"""

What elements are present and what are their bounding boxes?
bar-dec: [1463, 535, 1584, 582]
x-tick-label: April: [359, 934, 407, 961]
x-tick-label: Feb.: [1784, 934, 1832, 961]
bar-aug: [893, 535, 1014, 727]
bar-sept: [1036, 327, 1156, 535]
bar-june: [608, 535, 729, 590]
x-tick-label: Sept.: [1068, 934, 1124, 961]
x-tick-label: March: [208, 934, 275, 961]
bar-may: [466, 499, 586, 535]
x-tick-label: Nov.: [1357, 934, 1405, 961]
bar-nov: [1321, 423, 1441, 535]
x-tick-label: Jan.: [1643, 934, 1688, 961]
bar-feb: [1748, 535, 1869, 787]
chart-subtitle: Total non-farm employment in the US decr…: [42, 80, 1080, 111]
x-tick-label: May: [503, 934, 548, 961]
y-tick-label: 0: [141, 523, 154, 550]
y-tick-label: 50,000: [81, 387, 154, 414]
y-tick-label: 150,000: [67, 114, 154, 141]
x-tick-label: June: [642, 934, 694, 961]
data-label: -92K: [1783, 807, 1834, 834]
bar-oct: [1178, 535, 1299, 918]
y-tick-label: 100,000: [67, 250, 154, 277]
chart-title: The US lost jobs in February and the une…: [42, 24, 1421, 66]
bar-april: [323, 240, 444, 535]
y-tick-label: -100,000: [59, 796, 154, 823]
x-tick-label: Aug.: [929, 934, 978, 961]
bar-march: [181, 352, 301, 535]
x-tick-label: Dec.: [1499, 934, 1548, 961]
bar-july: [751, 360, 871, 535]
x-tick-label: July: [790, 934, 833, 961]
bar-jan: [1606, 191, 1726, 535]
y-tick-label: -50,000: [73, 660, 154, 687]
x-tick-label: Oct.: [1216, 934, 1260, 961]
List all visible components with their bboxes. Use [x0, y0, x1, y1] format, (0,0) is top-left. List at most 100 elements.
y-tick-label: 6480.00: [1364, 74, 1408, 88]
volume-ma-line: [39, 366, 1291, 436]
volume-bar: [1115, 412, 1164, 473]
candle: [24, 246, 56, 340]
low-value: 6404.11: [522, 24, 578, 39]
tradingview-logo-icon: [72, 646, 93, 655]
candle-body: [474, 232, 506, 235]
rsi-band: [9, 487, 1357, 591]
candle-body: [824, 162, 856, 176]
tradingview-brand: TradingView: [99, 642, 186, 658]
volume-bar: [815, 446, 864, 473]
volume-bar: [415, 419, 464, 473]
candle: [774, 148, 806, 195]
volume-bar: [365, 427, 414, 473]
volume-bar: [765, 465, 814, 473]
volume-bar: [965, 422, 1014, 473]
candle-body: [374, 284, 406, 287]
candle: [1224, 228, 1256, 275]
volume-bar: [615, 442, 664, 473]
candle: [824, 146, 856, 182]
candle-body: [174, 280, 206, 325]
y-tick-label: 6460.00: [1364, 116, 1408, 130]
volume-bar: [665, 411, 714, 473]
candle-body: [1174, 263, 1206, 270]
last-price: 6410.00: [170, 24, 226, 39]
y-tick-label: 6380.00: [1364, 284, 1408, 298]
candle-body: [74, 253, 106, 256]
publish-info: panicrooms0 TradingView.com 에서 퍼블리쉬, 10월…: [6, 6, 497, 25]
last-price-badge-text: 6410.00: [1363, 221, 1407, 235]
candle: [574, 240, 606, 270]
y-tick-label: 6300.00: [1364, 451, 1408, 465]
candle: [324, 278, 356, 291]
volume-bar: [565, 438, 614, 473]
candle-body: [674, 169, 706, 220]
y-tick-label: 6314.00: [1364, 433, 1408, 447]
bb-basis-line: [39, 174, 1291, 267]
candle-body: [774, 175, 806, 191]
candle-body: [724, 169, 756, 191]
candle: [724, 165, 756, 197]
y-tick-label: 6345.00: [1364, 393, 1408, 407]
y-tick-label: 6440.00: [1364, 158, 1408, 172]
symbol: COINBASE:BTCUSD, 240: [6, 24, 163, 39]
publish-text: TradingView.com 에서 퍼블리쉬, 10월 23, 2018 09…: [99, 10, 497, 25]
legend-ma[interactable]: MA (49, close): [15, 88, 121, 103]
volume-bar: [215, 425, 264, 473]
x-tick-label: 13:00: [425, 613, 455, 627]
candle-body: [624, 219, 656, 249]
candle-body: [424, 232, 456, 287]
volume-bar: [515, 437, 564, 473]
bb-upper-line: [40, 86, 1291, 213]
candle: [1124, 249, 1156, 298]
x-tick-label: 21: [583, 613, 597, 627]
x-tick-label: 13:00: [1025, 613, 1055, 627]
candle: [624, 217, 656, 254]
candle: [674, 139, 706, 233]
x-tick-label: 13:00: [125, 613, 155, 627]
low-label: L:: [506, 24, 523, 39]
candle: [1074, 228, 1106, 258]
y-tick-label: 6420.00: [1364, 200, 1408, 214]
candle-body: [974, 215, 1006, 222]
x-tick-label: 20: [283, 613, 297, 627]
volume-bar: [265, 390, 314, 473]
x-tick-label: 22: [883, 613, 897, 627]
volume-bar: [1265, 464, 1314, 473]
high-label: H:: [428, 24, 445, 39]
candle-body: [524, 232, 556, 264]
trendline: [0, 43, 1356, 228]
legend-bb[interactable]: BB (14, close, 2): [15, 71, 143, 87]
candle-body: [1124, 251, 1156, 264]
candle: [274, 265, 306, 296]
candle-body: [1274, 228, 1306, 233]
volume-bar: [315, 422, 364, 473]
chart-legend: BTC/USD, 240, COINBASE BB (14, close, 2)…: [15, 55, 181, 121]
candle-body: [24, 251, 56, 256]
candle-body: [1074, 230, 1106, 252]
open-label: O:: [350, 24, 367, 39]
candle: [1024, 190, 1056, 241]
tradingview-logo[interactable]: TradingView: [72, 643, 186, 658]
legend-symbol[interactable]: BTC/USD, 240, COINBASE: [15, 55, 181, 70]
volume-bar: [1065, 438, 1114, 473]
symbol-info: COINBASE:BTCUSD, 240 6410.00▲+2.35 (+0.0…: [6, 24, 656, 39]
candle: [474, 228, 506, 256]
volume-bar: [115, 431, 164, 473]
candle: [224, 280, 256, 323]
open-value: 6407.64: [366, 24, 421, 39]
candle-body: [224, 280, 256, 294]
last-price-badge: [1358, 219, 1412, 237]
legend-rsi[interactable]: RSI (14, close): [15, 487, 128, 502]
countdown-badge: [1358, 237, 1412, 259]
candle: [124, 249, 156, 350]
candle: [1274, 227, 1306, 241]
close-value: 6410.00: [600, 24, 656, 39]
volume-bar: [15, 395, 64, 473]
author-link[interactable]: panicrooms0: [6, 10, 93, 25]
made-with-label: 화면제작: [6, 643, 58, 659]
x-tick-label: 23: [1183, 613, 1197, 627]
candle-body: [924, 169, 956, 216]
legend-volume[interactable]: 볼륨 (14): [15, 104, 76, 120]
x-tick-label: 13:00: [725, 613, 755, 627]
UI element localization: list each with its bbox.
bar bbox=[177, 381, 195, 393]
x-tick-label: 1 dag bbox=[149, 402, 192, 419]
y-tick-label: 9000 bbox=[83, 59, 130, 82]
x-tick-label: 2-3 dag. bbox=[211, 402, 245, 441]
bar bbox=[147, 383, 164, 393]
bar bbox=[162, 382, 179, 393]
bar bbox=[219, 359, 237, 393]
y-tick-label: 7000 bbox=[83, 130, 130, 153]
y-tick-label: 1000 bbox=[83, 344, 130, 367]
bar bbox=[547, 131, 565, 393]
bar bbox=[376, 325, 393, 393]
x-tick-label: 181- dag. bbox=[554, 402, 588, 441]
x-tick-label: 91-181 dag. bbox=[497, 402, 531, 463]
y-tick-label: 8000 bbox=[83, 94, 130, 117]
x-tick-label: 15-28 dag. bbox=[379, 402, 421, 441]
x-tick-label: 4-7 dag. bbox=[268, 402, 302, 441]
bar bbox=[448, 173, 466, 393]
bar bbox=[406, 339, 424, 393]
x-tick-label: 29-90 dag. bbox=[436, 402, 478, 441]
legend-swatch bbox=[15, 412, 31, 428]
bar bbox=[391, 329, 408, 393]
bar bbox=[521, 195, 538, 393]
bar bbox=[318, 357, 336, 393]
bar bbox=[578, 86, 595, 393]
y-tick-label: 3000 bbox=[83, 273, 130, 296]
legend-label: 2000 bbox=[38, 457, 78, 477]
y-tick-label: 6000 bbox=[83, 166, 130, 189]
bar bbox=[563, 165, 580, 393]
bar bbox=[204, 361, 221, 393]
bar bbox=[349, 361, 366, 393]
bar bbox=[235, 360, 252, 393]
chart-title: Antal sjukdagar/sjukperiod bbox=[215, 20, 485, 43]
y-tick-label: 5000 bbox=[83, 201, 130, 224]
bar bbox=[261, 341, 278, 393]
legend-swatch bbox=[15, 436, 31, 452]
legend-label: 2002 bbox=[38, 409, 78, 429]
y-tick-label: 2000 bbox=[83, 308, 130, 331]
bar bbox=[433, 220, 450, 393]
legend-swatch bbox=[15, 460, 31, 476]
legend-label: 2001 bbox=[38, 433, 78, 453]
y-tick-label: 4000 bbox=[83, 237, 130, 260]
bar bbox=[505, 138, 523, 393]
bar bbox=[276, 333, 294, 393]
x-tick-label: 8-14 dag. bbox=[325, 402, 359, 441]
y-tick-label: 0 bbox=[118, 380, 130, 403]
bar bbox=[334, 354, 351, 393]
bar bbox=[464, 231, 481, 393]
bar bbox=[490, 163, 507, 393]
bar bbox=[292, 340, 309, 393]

"""

▸ WHAT THE EXERCISE ASKS: Reproduce the records word for word, beginning at their first line and stopping after the line that contains "volume-bar: [365, 427, 414, 473]".

▸ RIGHT ANSWER:
What elements are present and what are their bounding boxes?
bar-dec: [1463, 535, 1584, 582]
x-tick-label: April: [359, 934, 407, 961]
x-tick-label: Feb.: [1784, 934, 1832, 961]
bar-aug: [893, 535, 1014, 727]
bar-sept: [1036, 327, 1156, 535]
bar-june: [608, 535, 729, 590]
x-tick-label: Sept.: [1068, 934, 1124, 961]
x-tick-label: March: [208, 934, 275, 961]
bar-may: [466, 499, 586, 535]
x-tick-label: Nov.: [1357, 934, 1405, 961]
bar-nov: [1321, 423, 1441, 535]
x-tick-label: Jan.: [1643, 934, 1688, 961]
bar-feb: [1748, 535, 1869, 787]
chart-subtitle: Total non-farm employment in the US decr…: [42, 80, 1080, 111]
x-tick-label: May: [503, 934, 548, 961]
y-tick-label: 0: [141, 523, 154, 550]
y-tick-label: 50,000: [81, 387, 154, 414]
y-tick-label: 150,000: [67, 114, 154, 141]
x-tick-label: June: [642, 934, 694, 961]
data-label: -92K: [1783, 807, 1834, 834]
bar-oct: [1178, 535, 1299, 918]
y-tick-label: 100,000: [67, 250, 154, 277]
chart-title: The US lost jobs in February and the une…: [42, 24, 1421, 66]
bar-april: [323, 240, 444, 535]
y-tick-label: -100,000: [59, 796, 154, 823]
x-tick-label: Aug.: [929, 934, 978, 961]
bar-march: [181, 352, 301, 535]
x-tick-label: Dec.: [1499, 934, 1548, 961]
bar-july: [751, 360, 871, 535]
x-tick-label: July: [790, 934, 833, 961]
bar-jan: [1606, 191, 1726, 535]
y-tick-label: -50,000: [73, 660, 154, 687]
x-tick-label: Oct.: [1216, 934, 1260, 961]
List all visible components with their bboxes. Use [x0, y0, x1, y1] format, (0,0) is top-left. List at most 100 elements.
y-tick-label: 6480.00: [1364, 74, 1408, 88]
volume-ma-line: [39, 366, 1291, 436]
volume-bar: [1115, 412, 1164, 473]
candle: [24, 246, 56, 340]
low-value: 6404.11: [522, 24, 578, 39]
tradingview-logo-icon: [72, 646, 93, 655]
candle-body: [474, 232, 506, 235]
rsi-band: [9, 487, 1357, 591]
candle-body: [824, 162, 856, 176]
tradingview-brand: TradingView: [99, 642, 186, 658]
volume-bar: [815, 446, 864, 473]
volume-bar: [415, 419, 464, 473]
candle: [774, 148, 806, 195]
volume-bar: [365, 427, 414, 473]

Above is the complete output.